[Given problem]: Write the data out again exactly, with no pictures.

++++ Extracted data ++++

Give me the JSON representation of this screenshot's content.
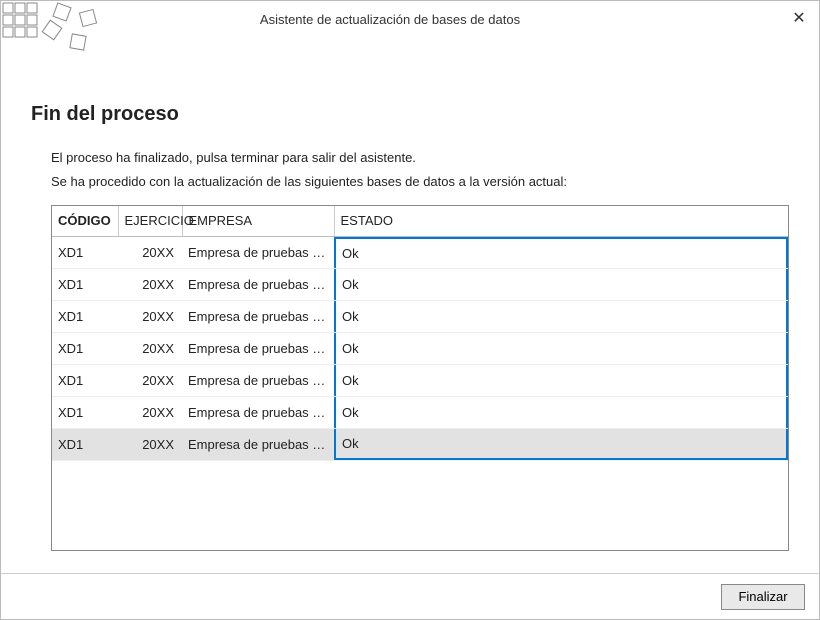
{
  "window": {
    "title": "Asistente de actualización de bases de datos"
  },
  "page": {
    "heading": "Fin del proceso",
    "desc1": "El proceso ha finalizado, pulsa terminar para salir del asistente.",
    "desc2": "Se ha procedido con la actualización de las siguientes bases de datos a la versión actual:"
  },
  "table": {
    "columns": {
      "codigo": "CÓDIGO",
      "ejercicio": "EJERCICIO",
      "empresa": "EMPRESA",
      "estado": "ESTADO"
    },
    "rows": [
      {
        "codigo": "XD1",
        "ejercicio": "20XX",
        "empresa": "Empresa de pruebas de F...",
        "estado": "Ok"
      },
      {
        "codigo": "XD1",
        "ejercicio": "20XX",
        "empresa": "Empresa de pruebas de F...",
        "estado": "Ok"
      },
      {
        "codigo": "XD1",
        "ejercicio": "20XX",
        "empresa": "Empresa de pruebas de F...",
        "estado": "Ok"
      },
      {
        "codigo": "XD1",
        "ejercicio": "20XX",
        "empresa": "Empresa de pruebas de F...",
        "estado": "Ok"
      },
      {
        "codigo": "XD1",
        "ejercicio": "20XX",
        "empresa": "Empresa de pruebas de F...",
        "estado": "Ok"
      },
      {
        "codigo": "XD1",
        "ejercicio": "20XX",
        "empresa": "Empresa de pruebas de F...",
        "estado": "Ok"
      },
      {
        "codigo": "XD1",
        "ejercicio": "20XX",
        "empresa": "Empresa de pruebas de F...",
        "estado": "Ok"
      }
    ],
    "selected_index": 6
  },
  "footer": {
    "finish_label": "Finalizar"
  },
  "style": {
    "selection_border_color": "#0078d4",
    "selected_row_bg": "#e2e2e2",
    "border_color": "#888888"
  }
}
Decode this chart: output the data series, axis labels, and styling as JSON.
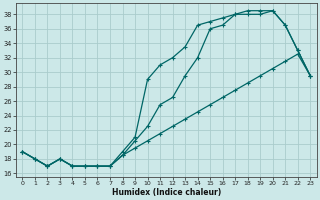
{
  "xlabel": "Humidex (Indice chaleur)",
  "background_color": "#cce8e8",
  "line_color": "#006666",
  "grid_color": "#aacccc",
  "xlim": [
    -0.5,
    23.5
  ],
  "ylim": [
    15.5,
    39.5
  ],
  "xticks": [
    0,
    1,
    2,
    3,
    4,
    5,
    6,
    7,
    8,
    9,
    10,
    11,
    12,
    13,
    14,
    15,
    16,
    17,
    18,
    19,
    20,
    21,
    22,
    23
  ],
  "yticks": [
    16,
    18,
    20,
    22,
    24,
    26,
    28,
    30,
    32,
    34,
    36,
    38
  ],
  "line_straight_x": [
    0,
    1,
    2,
    3,
    4,
    5,
    6,
    7,
    8,
    9,
    10,
    11,
    12,
    13,
    14,
    15,
    16,
    17,
    18,
    19,
    20,
    21,
    22,
    23
  ],
  "line_straight_y": [
    19.0,
    18.0,
    17.0,
    18.0,
    17.0,
    17.0,
    17.0,
    17.0,
    18.5,
    19.5,
    20.5,
    21.5,
    22.5,
    23.5,
    24.5,
    25.5,
    26.5,
    27.5,
    28.5,
    29.5,
    30.5,
    31.5,
    32.5,
    29.5
  ],
  "line_top_x": [
    0,
    1,
    2,
    3,
    4,
    5,
    6,
    7,
    8,
    9,
    10,
    11,
    12,
    13,
    14,
    15,
    16,
    17,
    18,
    19,
    20,
    21,
    22,
    23
  ],
  "line_top_y": [
    19.0,
    18.0,
    17.0,
    18.0,
    17.0,
    17.0,
    17.0,
    17.0,
    19.0,
    21.0,
    29.0,
    31.0,
    32.0,
    33.5,
    36.5,
    37.0,
    37.5,
    38.0,
    38.5,
    38.5,
    38.5,
    36.5,
    33.0,
    29.5
  ],
  "line_mid_x": [
    0,
    1,
    2,
    3,
    4,
    5,
    6,
    7,
    8,
    9,
    10,
    11,
    12,
    13,
    14,
    15,
    16,
    17,
    18,
    19,
    20,
    21,
    22,
    23
  ],
  "line_mid_y": [
    19.0,
    18.0,
    17.0,
    18.0,
    17.0,
    17.0,
    17.0,
    17.0,
    18.5,
    20.5,
    22.5,
    25.5,
    26.5,
    29.5,
    32.0,
    36.0,
    36.5,
    38.0,
    38.0,
    38.0,
    38.5,
    36.5,
    33.0,
    29.5
  ]
}
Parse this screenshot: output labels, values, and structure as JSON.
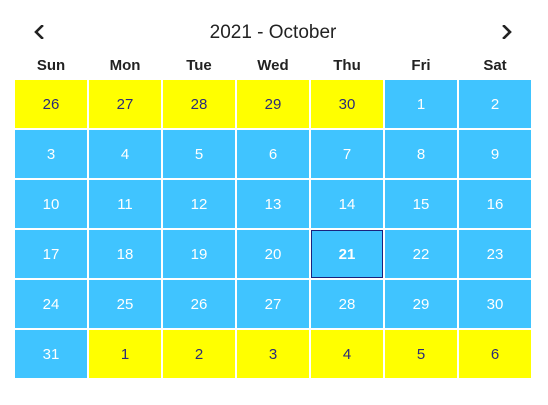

++++

[Response for this exercise]:
Give me the JSON representation of this screenshot's content.
{
  "window": {
    "title": "Asistente de actualización de bases de datos"
  },
  "page": {
    "heading": "Fin del proceso",
    "desc1": "El proceso ha finalizado, pulsa terminar para salir del asistente.",
    "desc2": "Se ha procedido con la actualización de las siguientes bases de datos a la versión actual:"
  },
  "table": {
    "columns": {
      "codigo": "CÓDIGO",
      "ejercicio": "EJERCICIO",
      "empresa": "EMPRESA",
      "estado": "ESTADO"
    },
    "rows": [
      {
        "codigo": "XD1",
        "ejercicio": "20XX",
        "empresa": "Empresa de pruebas de F...",
        "estado": "Ok"
      },
      {
        "codigo": "XD1",
        "ejercicio": "20XX",
        "empresa": "Empresa de pruebas de F...",
        "estado": "Ok"
      },
      {
        "codigo": "XD1",
        "ejercicio": "20XX",
        "empresa": "Empresa de pruebas de F...",
        "estado": "Ok"
      },
      {
        "codigo": "XD1",
        "ejercicio": "20XX",
        "empresa": "Empresa de pruebas de F...",
        "estado": "Ok"
      },
      {
        "codigo": "XD1",
        "ejercicio": "20XX",
        "empresa": "Empresa de pruebas de F...",
        "estado": "Ok"
      },
      {
        "codigo": "XD1",
        "ejercicio": "20XX",
        "empresa": "Empresa de pruebas de F...",
        "estado": "Ok"
      },
      {
        "codigo": "XD1",
        "ejercicio": "20XX",
        "empresa": "Empresa de pruebas de F...",
        "estado": "Ok"
      }
    ],
    "selected_index": 6
  },
  "footer": {
    "finish_label": "Finalizar"
  },
  "style": {
    "selection_border_color": "#0078d4",
    "selected_row_bg": "#e2e2e2",
    "border_color": "#888888"
  }
}
Decode this chart: output the data series, axis labels, and styling as JSON.
{
  "xlabel": "Humidex (Indice chaleur)",
  "background_color": "#cce8e8",
  "line_color": "#006666",
  "grid_color": "#aacccc",
  "xlim": [
    -0.5,
    23.5
  ],
  "ylim": [
    15.5,
    39.5
  ],
  "xticks": [
    0,
    1,
    2,
    3,
    4,
    5,
    6,
    7,
    8,
    9,
    10,
    11,
    12,
    13,
    14,
    15,
    16,
    17,
    18,
    19,
    20,
    21,
    22,
    23
  ],
  "yticks": [
    16,
    18,
    20,
    22,
    24,
    26,
    28,
    30,
    32,
    34,
    36,
    38
  ],
  "line_straight_x": [
    0,
    1,
    2,
    3,
    4,
    5,
    6,
    7,
    8,
    9,
    10,
    11,
    12,
    13,
    14,
    15,
    16,
    17,
    18,
    19,
    20,
    21,
    22,
    23
  ],
  "line_straight_y": [
    19.0,
    18.0,
    17.0,
    18.0,
    17.0,
    17.0,
    17.0,
    17.0,
    18.5,
    19.5,
    20.5,
    21.5,
    22.5,
    23.5,
    24.5,
    25.5,
    26.5,
    27.5,
    28.5,
    29.5,
    30.5,
    31.5,
    32.5,
    29.5
  ],
  "line_top_x": [
    0,
    1,
    2,
    3,
    4,
    5,
    6,
    7,
    8,
    9,
    10,
    11,
    12,
    13,
    14,
    15,
    16,
    17,
    18,
    19,
    20,
    21,
    22,
    23
  ],
  "line_top_y": [
    19.0,
    18.0,
    17.0,
    18.0,
    17.0,
    17.0,
    17.0,
    17.0,
    19.0,
    21.0,
    29.0,
    31.0,
    32.0,
    33.5,
    36.5,
    37.0,
    37.5,
    38.0,
    38.5,
    38.5,
    38.5,
    36.5,
    33.0,
    29.5
  ],
  "line_mid_x": [
    0,
    1,
    2,
    3,
    4,
    5,
    6,
    7,
    8,
    9,
    10,
    11,
    12,
    13,
    14,
    15,
    16,
    17,
    18,
    19,
    20,
    21,
    22,
    23
  ],
  "line_mid_y": [
    19.0,
    18.0,
    17.0,
    18.0,
    17.0,
    17.0,
    17.0,
    17.0,
    18.5,
    20.5,
    22.5,
    25.5,
    26.5,
    29.5,
    32.0,
    36.0,
    36.5,
    38.0,
    38.0,
    38.0,
    38.5,
    36.5,
    33.0,
    29.5
  ]
}
Parse this screenshot: output labels, values, and structure as JSON.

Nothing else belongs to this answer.